• [Directions]
What follows is a set of entries. Give them again exactly, without the pictures.
#### Input rows
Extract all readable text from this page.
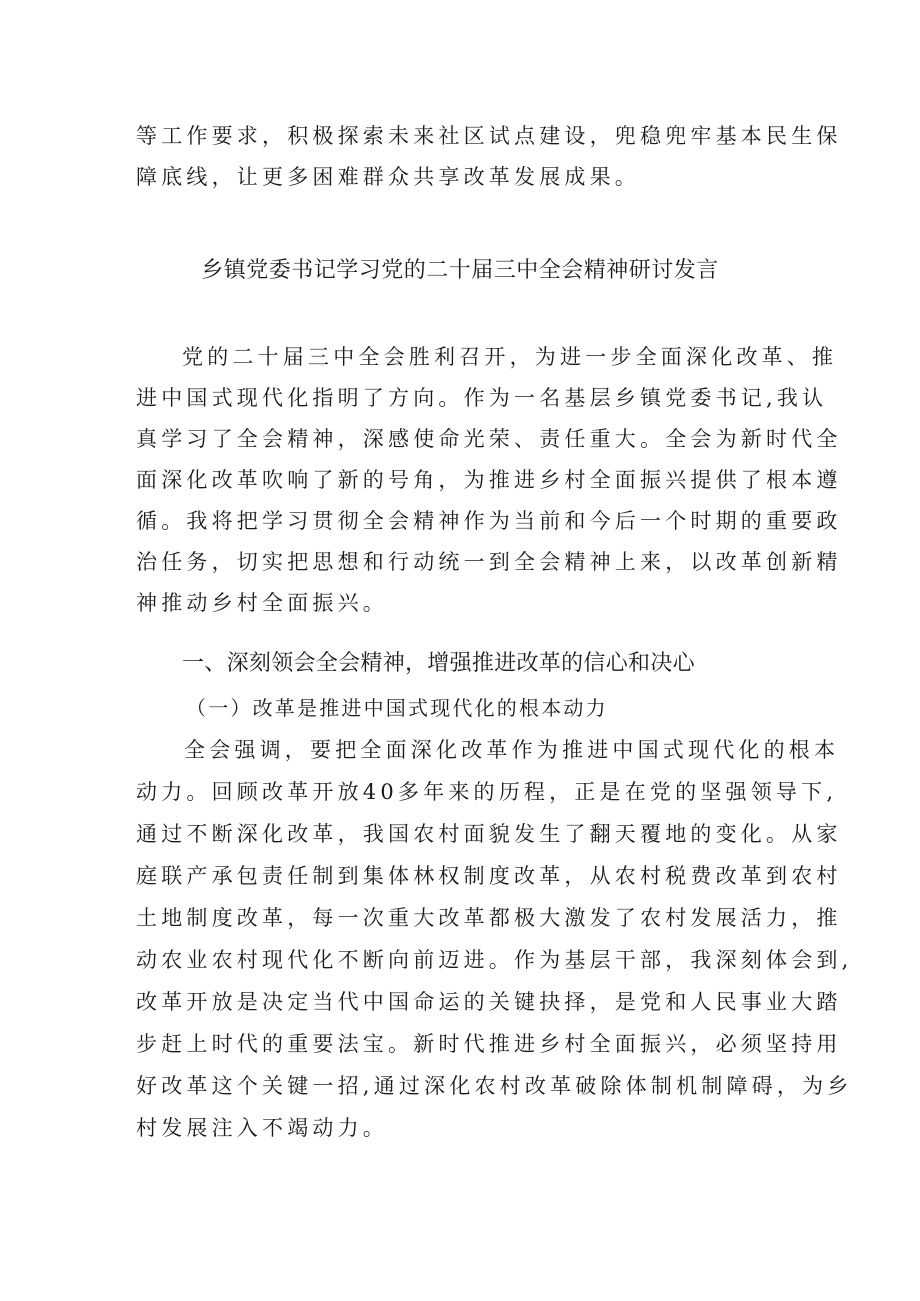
等工作要求，积极探索未来社区试点建设，兜稳兜牢基本民生保
障底线，让更多困难群众共享改革发展成果。
乡镇党委书记学习党的二十届三中全会精神研讨发言
党的二十届三中全会胜利召开，为进一步全面深化改革、推
进中国式现代化指明了方向。作为一名基层乡镇党委书记,我认
真学习了全会精神，深感使命光荣、责任重大。全会为新时代全
面深化改革吹响了新的号角，为推进乡村全面振兴提供了根本遵
循。我将把学习贯彻全会精神作为当前和今后一个时期的重要政
治任务，切实把思想和行动统一到全会精神上来，以改革创新精
神推动乡村全面振兴。
一、深刻领会全会精神，增强推进改革的信心和决心
（一）改革是推进中国式现代化的根本动力
全会强调，要把全面深化改革作为推进中国式现代化的根本
动力。回顾改革开放40多年来的历程，正是在党的坚强领导下,
通过不断深化改革，我国农村面貌发生了翻天覆地的变化。从家
庭联产承包责任制到集体林权制度改革，从农村税费改革到农村
土地制度改革，每一次重大改革都极大激发了农村发展活力，推
动农业农村现代化不断向前迈进。作为基层干部，我深刻体会到,
改革开放是决定当代中国命运的关键抉择，是党和人民事业大踏
步赶上时代的重要法宝。新时代推进乡村全面振兴，必须坚持用
好改革这个关键一招,通过深化农村改革破除体制机制障碍，为乡
村发展注入不竭动力。
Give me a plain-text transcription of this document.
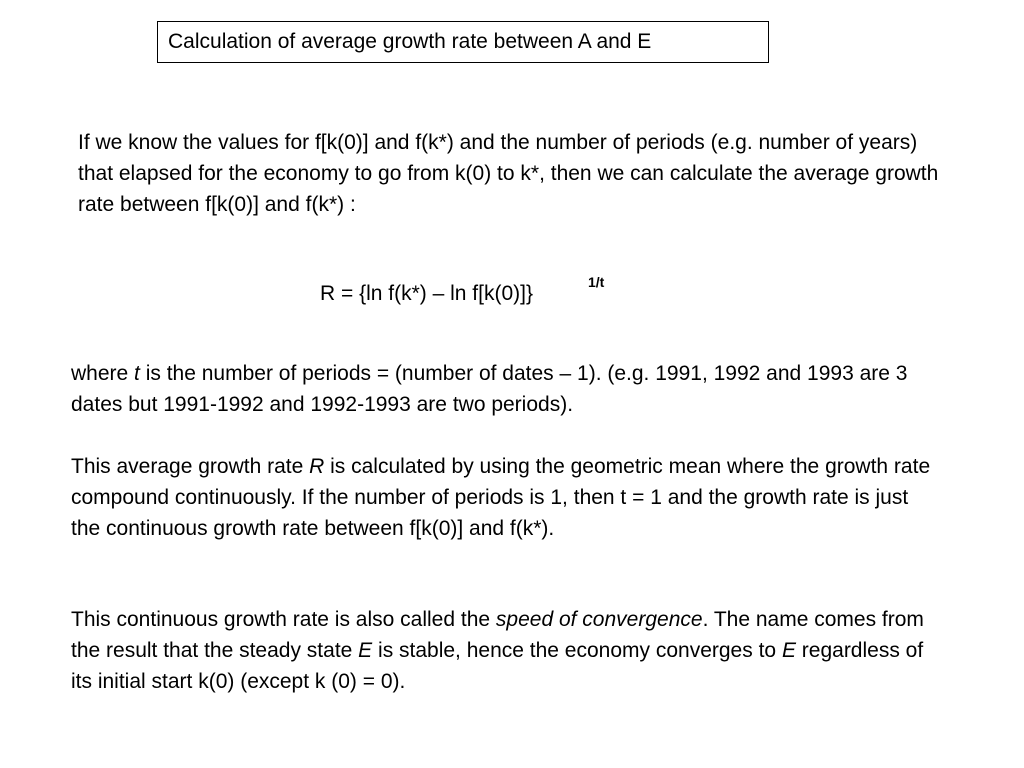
Calculation of average growth rate between A and E
If we know the values for f[k(0)] and f(k*) and the number of periods (e.g. number of years) that elapsed for the economy to go from k(0) to k*, then we can calculate the average growth rate between f[k(0)] and f(k*) :
R = {ln f(k*) – ln f[k(0)]}	1/t
where t is the number of periods = (number of dates – 1). (e.g. 1991, 1992 and 1993 are 3 dates but 1991-1992 and 1992-1993 are two periods).
This average growth rate R is calculated by using the geometric mean where the growth rate compound continuously. If the number of periods is 1, then t = 1 and the growth rate is just the continuous growth rate between f[k(0)] and f(k*).
This continuous growth rate is also called the speed of convergence. The name comes from the result that the steady state E is stable, hence the economy converges to E regardless of its initial start k(0) (except k (0) = 0).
########
• [Solution]
Extract all readable text from this page.
等工作要求，积极探索未来社区试点建设，兜稳兜牢基本民生保
障底线，让更多困难群众共享改革发展成果。
乡镇党委书记学习党的二十届三中全会精神研讨发言
党的二十届三中全会胜利召开，为进一步全面深化改革、推
进中国式现代化指明了方向。作为一名基层乡镇党委书记,我认
真学习了全会精神，深感使命光荣、责任重大。全会为新时代全
面深化改革吹响了新的号角，为推进乡村全面振兴提供了根本遵
循。我将把学习贯彻全会精神作为当前和今后一个时期的重要政
治任务，切实把思想和行动统一到全会精神上来，以改革创新精
神推动乡村全面振兴。
一、深刻领会全会精神，增强推进改革的信心和决心
（一）改革是推进中国式现代化的根本动力
全会强调，要把全面深化改革作为推进中国式现代化的根本
动力。回顾改革开放40多年来的历程，正是在党的坚强领导下,
通过不断深化改革，我国农村面貌发生了翻天覆地的变化。从家
庭联产承包责任制到集体林权制度改革，从农村税费改革到农村
土地制度改革，每一次重大改革都极大激发了农村发展活力，推
动农业农村现代化不断向前迈进。作为基层干部，我深刻体会到,
改革开放是决定当代中国命运的关键抉择，是党和人民事业大踏
步赶上时代的重要法宝。新时代推进乡村全面振兴，必须坚持用
好改革这个关键一招,通过深化农村改革破除体制机制障碍，为乡
村发展注入不竭动力。
Give me a plain-text transcription of this document.
Calculation of average growth rate between A and E
If we know the values for f[k(0)] and f(k*) and the number of periods (e.g. number of years) that elapsed for the economy to go from k(0) to k*, then we can calculate the average growth rate between f[k(0)] and f(k*) :
R = {ln f(k*) – ln f[k(0)]}	1/t
where t is the number of periods = (number of dates – 1). (e.g. 1991, 1992 and 1993 are 3 dates but 1991-1992 and 1992-1993 are two periods).
This average growth rate R is calculated by using the geometric mean where the growth rate compound continuously. If the number of periods is 1, then t = 1 and the growth rate is just the continuous growth rate between f[k(0)] and f(k*).
This continuous growth rate is also called the speed of convergence. The name comes from the result that the steady state E is stable, hence the economy converges to E regardless of its initial start k(0) (except k (0) = 0).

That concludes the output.